--- Records provided ---
****************
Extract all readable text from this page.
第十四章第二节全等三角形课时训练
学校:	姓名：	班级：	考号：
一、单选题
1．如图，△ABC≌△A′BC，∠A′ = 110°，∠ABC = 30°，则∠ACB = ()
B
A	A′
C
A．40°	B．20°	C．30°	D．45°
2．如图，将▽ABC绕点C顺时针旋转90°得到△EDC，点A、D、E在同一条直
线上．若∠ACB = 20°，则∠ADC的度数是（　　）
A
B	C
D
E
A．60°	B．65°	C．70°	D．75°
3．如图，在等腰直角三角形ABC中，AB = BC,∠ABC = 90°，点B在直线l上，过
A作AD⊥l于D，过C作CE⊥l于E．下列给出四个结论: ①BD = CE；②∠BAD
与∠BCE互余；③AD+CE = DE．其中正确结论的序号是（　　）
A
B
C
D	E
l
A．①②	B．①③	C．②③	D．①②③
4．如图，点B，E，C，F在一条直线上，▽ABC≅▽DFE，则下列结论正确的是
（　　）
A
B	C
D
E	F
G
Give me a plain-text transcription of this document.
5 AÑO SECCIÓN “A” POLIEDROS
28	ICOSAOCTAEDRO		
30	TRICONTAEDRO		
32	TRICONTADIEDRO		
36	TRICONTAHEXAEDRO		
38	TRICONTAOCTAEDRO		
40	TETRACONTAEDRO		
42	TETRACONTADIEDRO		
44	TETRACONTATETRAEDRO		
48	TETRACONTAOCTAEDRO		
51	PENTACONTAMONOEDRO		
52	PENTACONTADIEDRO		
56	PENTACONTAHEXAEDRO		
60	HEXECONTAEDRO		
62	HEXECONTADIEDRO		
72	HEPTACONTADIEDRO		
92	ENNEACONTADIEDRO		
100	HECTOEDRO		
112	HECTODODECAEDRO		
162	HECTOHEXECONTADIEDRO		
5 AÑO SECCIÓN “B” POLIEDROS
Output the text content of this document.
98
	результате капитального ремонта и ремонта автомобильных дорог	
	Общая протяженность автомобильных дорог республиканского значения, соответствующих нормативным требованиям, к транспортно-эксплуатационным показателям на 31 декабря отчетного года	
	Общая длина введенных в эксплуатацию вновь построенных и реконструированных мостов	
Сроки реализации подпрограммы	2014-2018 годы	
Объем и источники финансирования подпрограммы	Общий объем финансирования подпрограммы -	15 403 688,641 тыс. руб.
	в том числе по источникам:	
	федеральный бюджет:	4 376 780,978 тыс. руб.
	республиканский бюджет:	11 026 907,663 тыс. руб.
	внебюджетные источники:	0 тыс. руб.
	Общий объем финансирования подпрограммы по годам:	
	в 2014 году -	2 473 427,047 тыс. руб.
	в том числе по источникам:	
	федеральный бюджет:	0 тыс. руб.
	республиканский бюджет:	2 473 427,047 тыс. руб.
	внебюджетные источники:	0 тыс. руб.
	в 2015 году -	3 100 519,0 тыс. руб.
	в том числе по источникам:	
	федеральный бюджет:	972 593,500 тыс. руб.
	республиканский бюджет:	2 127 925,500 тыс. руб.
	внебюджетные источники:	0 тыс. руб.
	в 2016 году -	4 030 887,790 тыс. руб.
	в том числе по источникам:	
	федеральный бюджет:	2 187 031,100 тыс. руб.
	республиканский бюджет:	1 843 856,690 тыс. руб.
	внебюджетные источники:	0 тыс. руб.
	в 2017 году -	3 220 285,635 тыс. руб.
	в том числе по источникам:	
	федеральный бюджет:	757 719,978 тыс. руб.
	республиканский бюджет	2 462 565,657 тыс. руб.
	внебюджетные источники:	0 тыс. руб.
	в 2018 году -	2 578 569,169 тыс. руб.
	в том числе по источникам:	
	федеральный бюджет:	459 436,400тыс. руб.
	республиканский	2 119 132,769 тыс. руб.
****************
--- Task instructions ---
Among the entries above, identify all lines with "дорог" and copy them.

--- Solution for this task ---
	результате капитального ремонта и ремонта автомобильных дорог	
	Общая протяженность автомобильных дорог республиканского значения, соответствующих нормативным требованиям, к транспортно-эксплуатационным показателям на 31 декабря отчетного года	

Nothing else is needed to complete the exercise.